_What is expected:_ Report only how many lines hold the word "Length".

_Task input:_
━━━━━━━━

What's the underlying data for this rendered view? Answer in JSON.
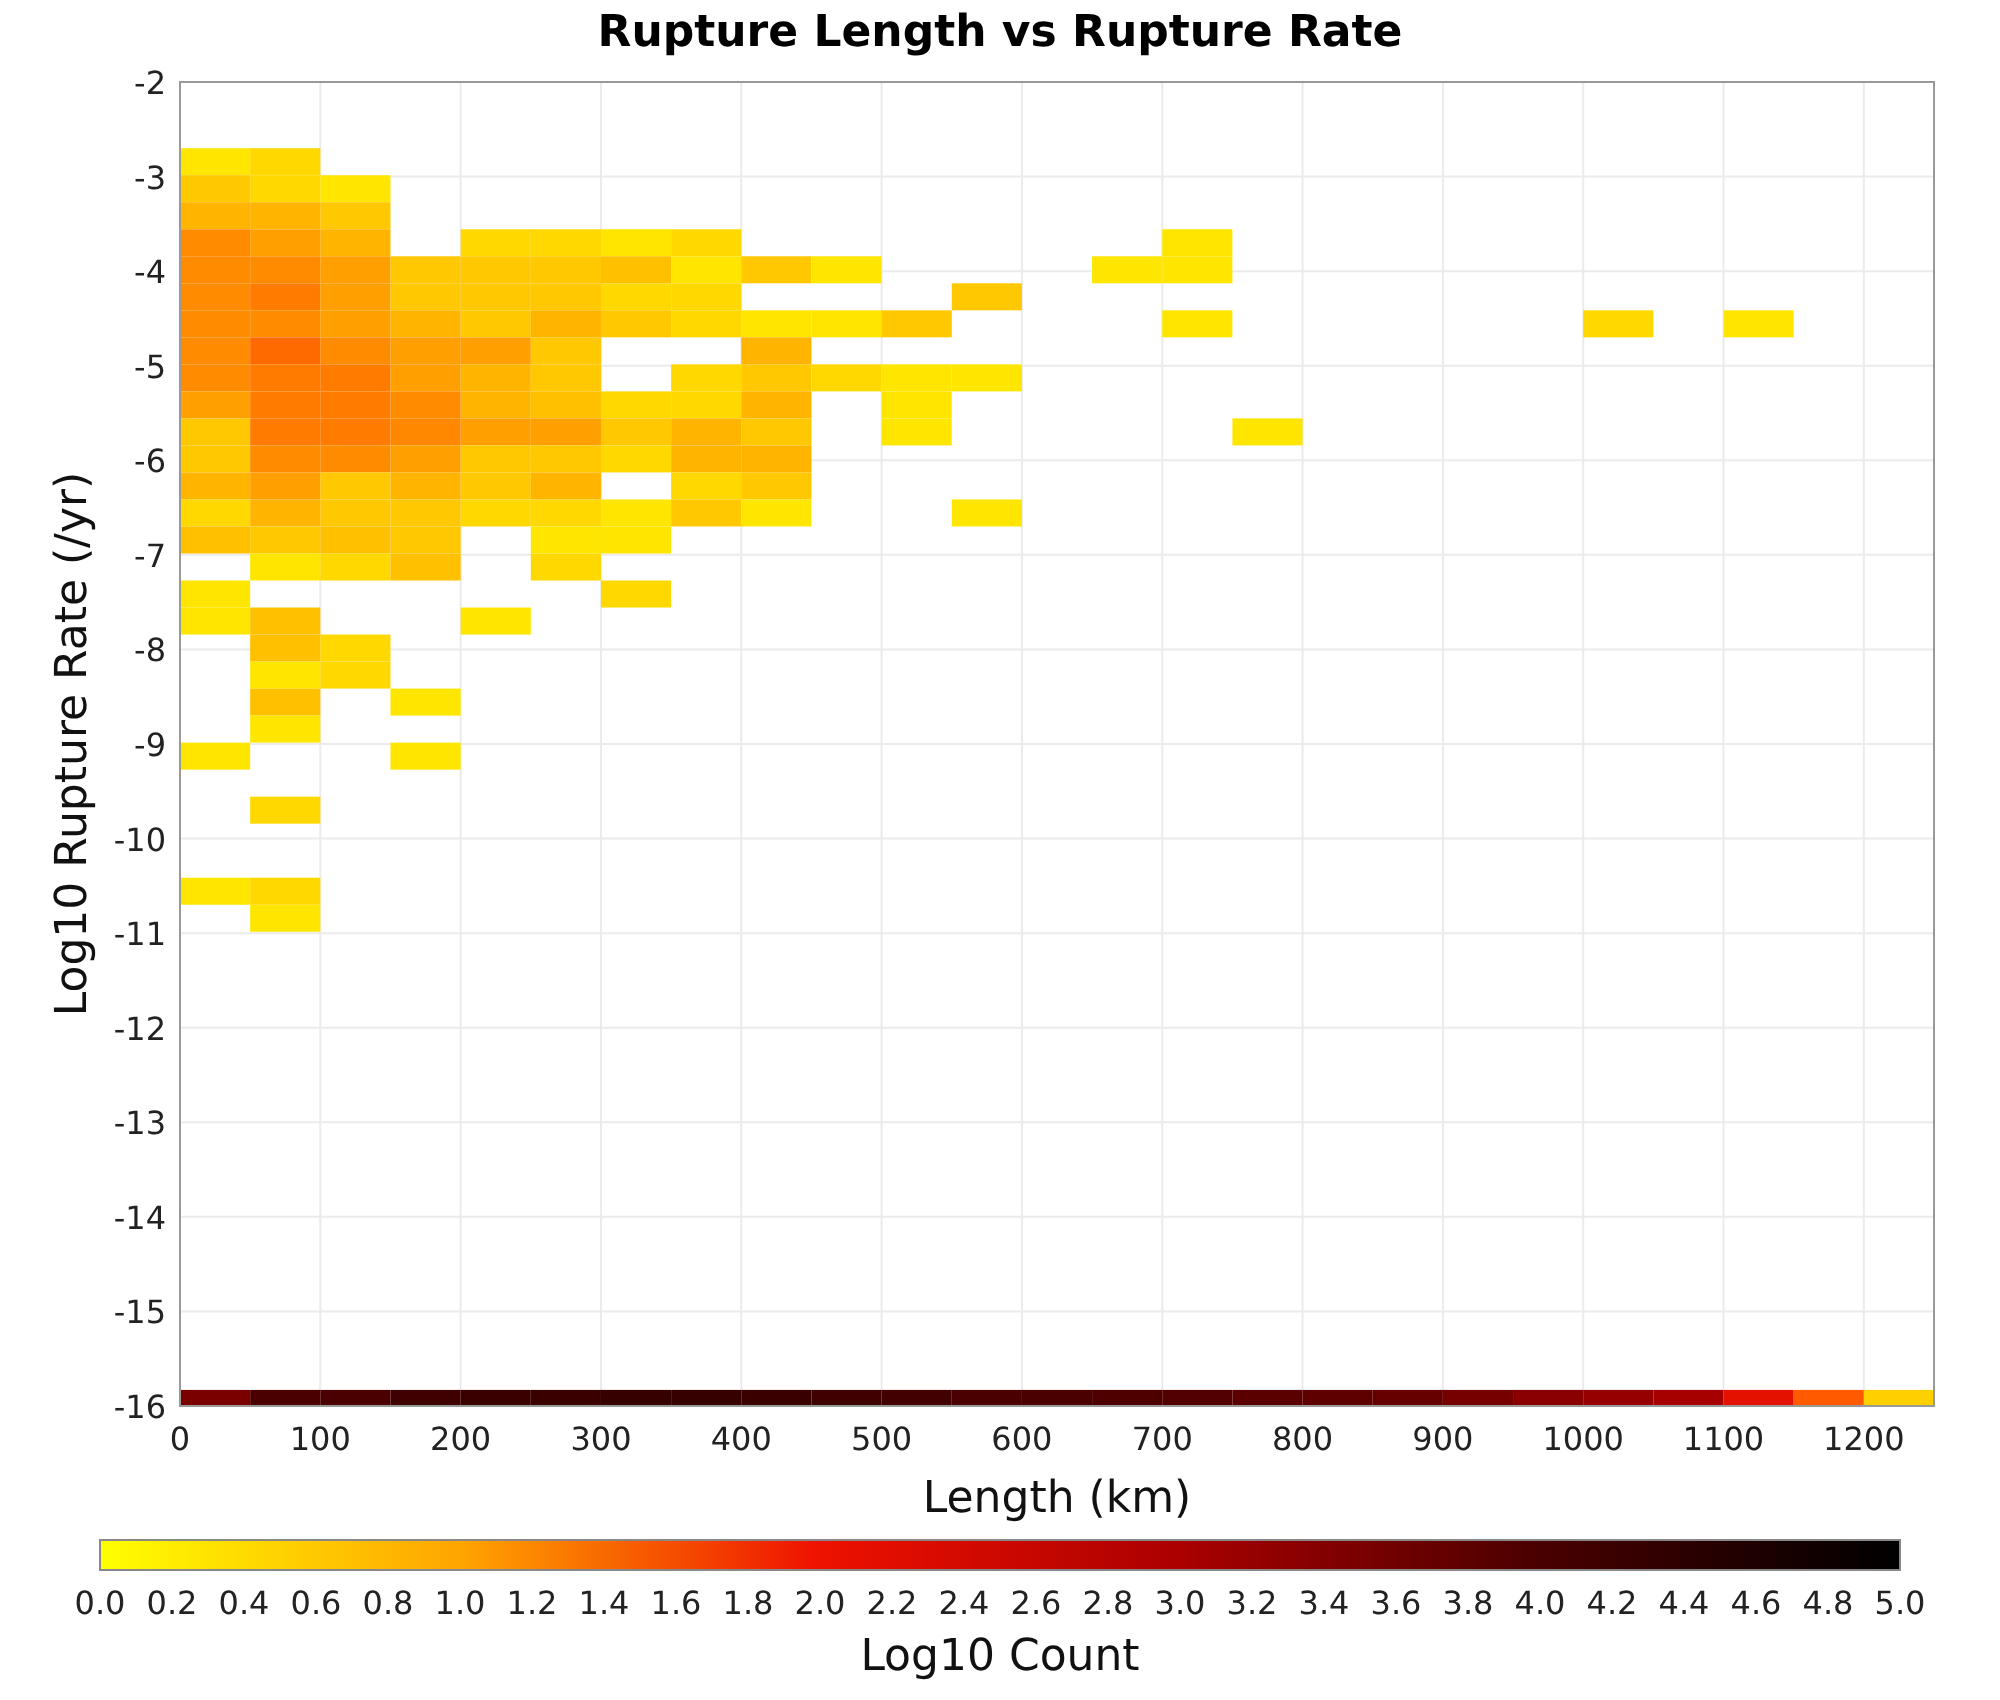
{
  "title": "Rupture Length vs Rupture Rate",
  "y_axis": {
    "title": "Log10 Rupture Rate (/yr)",
    "ticks": [
      "-2",
      "-3",
      "-4",
      "-5",
      "-6",
      "-7",
      "-8",
      "-9",
      "-10",
      "-11",
      "-12",
      "-13",
      "-14",
      "-15",
      "-16"
    ]
  },
  "x_axis": {
    "title": "Length (km)",
    "ticks": [
      "0",
      "100",
      "200",
      "300",
      "400",
      "500",
      "600",
      "700",
      "800",
      "900",
      "1000",
      "1100",
      "1200"
    ]
  },
  "heatmap": {
    "rows": [
      [
        {
          "color": "#ffe600"
        },
        {
          "color": "#ffd800"
        }
      ],
      [
        {
          "color": "#ffc800"
        },
        {
          "color": "#ffd800"
        },
        {
          "color": "#ffe600"
        }
      ],
      [
        {
          "color": "#ffb400"
        },
        {
          "color": "#ffb400"
        },
        {
          "color": "#ffc800"
        }
      ],
      [
        {
          "color": "#ff8c00"
        },
        {
          "color": "#ffa000"
        },
        {
          "color": "#ffb400"
        },
        null,
        {
          "color": "#ffd800"
        },
        {
          "color": "#ffd800"
        },
        {
          "color": "#ffe600"
        },
        {
          "color": "#ffd800"
        },
        null,
        null,
        null,
        null,
        null,
        null,
        {
          "color": "#ffe600"
        }
      ],
      [
        {
          "color": "#ff8c00"
        },
        {
          "color": "#ff8c00"
        },
        {
          "color": "#ffa000"
        },
        {
          "color": "#ffc800"
        },
        {
          "color": "#ffc800"
        },
        {
          "color": "#ffc800"
        },
        {
          "color": "#ffc000"
        },
        {
          "color": "#ffe600"
        },
        {
          "color": "#ffc800"
        },
        {
          "color": "#ffe600"
        },
        null,
        null,
        null,
        {
          "color": "#ffe600"
        },
        {
          "color": "#ffe600"
        }
      ],
      [
        {
          "color": "#ff8c00"
        },
        {
          "color": "#ff7c00"
        },
        {
          "color": "#ffa000"
        },
        {
          "color": "#ffc800"
        },
        {
          "color": "#ffc800"
        },
        {
          "color": "#ffc800"
        },
        {
          "color": "#ffd800"
        },
        {
          "color": "#ffd800"
        },
        null,
        null,
        null,
        {
          "color": "#ffc800"
        }
      ],
      [
        {
          "color": "#ff8c00"
        },
        {
          "color": "#ff8c00"
        },
        {
          "color": "#ffa000"
        },
        {
          "color": "#ffb400"
        },
        {
          "color": "#ffc800"
        },
        {
          "color": "#ffb400"
        },
        {
          "color": "#ffc800"
        },
        {
          "color": "#ffd800"
        },
        {
          "color": "#ffe600"
        },
        {
          "color": "#ffe600"
        },
        {
          "color": "#ffc800"
        },
        null,
        null,
        null,
        {
          "color": "#ffe600"
        },
        null,
        null,
        null,
        null,
        null,
        {
          "color": "#ffd800"
        },
        null,
        {
          "color": "#ffe600"
        }
      ],
      [
        {
          "color": "#ff8c00"
        },
        {
          "color": "#ff6a00"
        },
        {
          "color": "#ff8c00"
        },
        {
          "color": "#ffa000"
        },
        {
          "color": "#ffa000"
        },
        {
          "color": "#ffc800"
        },
        null,
        null,
        {
          "color": "#ffb400"
        }
      ],
      [
        {
          "color": "#ff8c00"
        },
        {
          "color": "#ff7c00"
        },
        {
          "color": "#ff7c00"
        },
        {
          "color": "#ffa000"
        },
        {
          "color": "#ffb400"
        },
        {
          "color": "#ffc800"
        },
        null,
        {
          "color": "#ffd800"
        },
        {
          "color": "#ffc800"
        },
        {
          "color": "#ffd800"
        },
        {
          "color": "#ffe600"
        },
        {
          "color": "#ffe600"
        }
      ],
      [
        {
          "color": "#ffa000"
        },
        {
          "color": "#ff7c00"
        },
        {
          "color": "#ff7c00"
        },
        {
          "color": "#ff8c00"
        },
        {
          "color": "#ffb400"
        },
        {
          "color": "#ffc000"
        },
        {
          "color": "#ffd800"
        },
        {
          "color": "#ffd800"
        },
        {
          "color": "#ffb400"
        },
        null,
        {
          "color": "#ffe600"
        }
      ],
      [
        {
          "color": "#ffc800"
        },
        {
          "color": "#ff7c00"
        },
        {
          "color": "#ff7c00"
        },
        {
          "color": "#ff8800"
        },
        {
          "color": "#ffa000"
        },
        {
          "color": "#ffa000"
        },
        {
          "color": "#ffc800"
        },
        {
          "color": "#ffb400"
        },
        {
          "color": "#ffc800"
        },
        null,
        {
          "color": "#ffe600"
        },
        null,
        null,
        null,
        null,
        {
          "color": "#ffe600"
        }
      ],
      [
        {
          "color": "#ffc800"
        },
        {
          "color": "#ff8c00"
        },
        {
          "color": "#ff8c00"
        },
        {
          "color": "#ffa000"
        },
        {
          "color": "#ffc800"
        },
        {
          "color": "#ffc800"
        },
        {
          "color": "#ffd800"
        },
        {
          "color": "#ffb400"
        },
        {
          "color": "#ffb400"
        }
      ],
      [
        {
          "color": "#ffb400"
        },
        {
          "color": "#ffa000"
        },
        {
          "color": "#ffc800"
        },
        {
          "color": "#ffb400"
        },
        {
          "color": "#ffc800"
        },
        {
          "color": "#ffb400"
        },
        null,
        {
          "color": "#ffd800"
        },
        {
          "color": "#ffc800"
        }
      ],
      [
        {
          "color": "#ffd800"
        },
        {
          "color": "#ffb400"
        },
        {
          "color": "#ffc800"
        },
        {
          "color": "#ffc800"
        },
        {
          "color": "#ffd800"
        },
        {
          "color": "#ffd800"
        },
        {
          "color": "#ffe600"
        },
        {
          "color": "#ffc800"
        },
        {
          "color": "#ffe600"
        },
        null,
        null,
        {
          "color": "#ffe600"
        }
      ],
      [
        {
          "color": "#ffc000"
        },
        {
          "color": "#ffc800"
        },
        {
          "color": "#ffc000"
        },
        {
          "color": "#ffc800"
        },
        null,
        {
          "color": "#ffe600"
        },
        {
          "color": "#ffe600"
        }
      ],
      [
        null,
        {
          "color": "#ffe600"
        },
        {
          "color": "#ffd800"
        },
        {
          "color": "#ffc000"
        },
        null,
        {
          "color": "#ffd800"
        }
      ],
      [
        {
          "color": "#ffe600"
        },
        null,
        null,
        null,
        null,
        null,
        {
          "color": "#ffd800"
        }
      ],
      [
        {
          "color": "#ffe600"
        },
        {
          "color": "#ffc000"
        },
        null,
        null,
        {
          "color": "#ffe600"
        }
      ],
      [
        null,
        {
          "color": "#ffc000"
        },
        {
          "color": "#ffd800"
        }
      ],
      [
        null,
        {
          "color": "#ffe600"
        },
        {
          "color": "#ffd800"
        }
      ],
      [
        null,
        {
          "color": "#ffc000"
        },
        null,
        {
          "color": "#ffe600"
        }
      ],
      [
        null,
        {
          "color": "#ffe600"
        }
      ],
      [
        {
          "color": "#ffe600"
        },
        null,
        null,
        {
          "color": "#ffe600"
        }
      ],
      null,
      [
        null,
        {
          "color": "#ffd800"
        }
      ],
      null,
      null,
      [
        {
          "color": "#ffe600"
        },
        {
          "color": "#ffd800"
        }
      ],
      [
        null,
        {
          "color": "#ffe600"
        }
      ]
    ],
    "baseline_row": [
      {
        "color": "#7a0000"
      },
      {
        "color": "#4a0000"
      },
      {
        "color": "#4a0000"
      },
      {
        "color": "#3e0000"
      },
      {
        "color": "#3a0000"
      },
      {
        "color": "#3a0000"
      },
      {
        "color": "#360000"
      },
      {
        "color": "#360000"
      },
      {
        "color": "#3a0000"
      },
      {
        "color": "#3e0000"
      },
      {
        "color": "#420000"
      },
      {
        "color": "#4a0000"
      },
      {
        "color": "#4a0000"
      },
      {
        "color": "#4e0000"
      },
      {
        "color": "#520000"
      },
      {
        "color": "#5a0000"
      },
      {
        "color": "#5e0000"
      },
      {
        "color": "#660000"
      },
      {
        "color": "#760000"
      },
      {
        "color": "#8a0000"
      },
      {
        "color": "#960000"
      },
      {
        "color": "#a60000"
      },
      {
        "color": "#e41000"
      },
      {
        "color": "#ff5a00"
      },
      {
        "color": "#ffd000"
      }
    ]
  },
  "colorbar": {
    "title": "Log10 Count",
    "ticks": [
      "0.0",
      "0.2",
      "0.4",
      "0.6",
      "0.8",
      "1.0",
      "1.2",
      "1.4",
      "1.6",
      "1.8",
      "2.0",
      "2.2",
      "2.4",
      "2.6",
      "2.8",
      "3.0",
      "3.2",
      "3.4",
      "3.6",
      "3.8",
      "4.0",
      "4.2",
      "4.4",
      "4.6",
      "4.8",
      "5.0"
    ]
  }
}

━━━━━━━━

_Task result:_ 2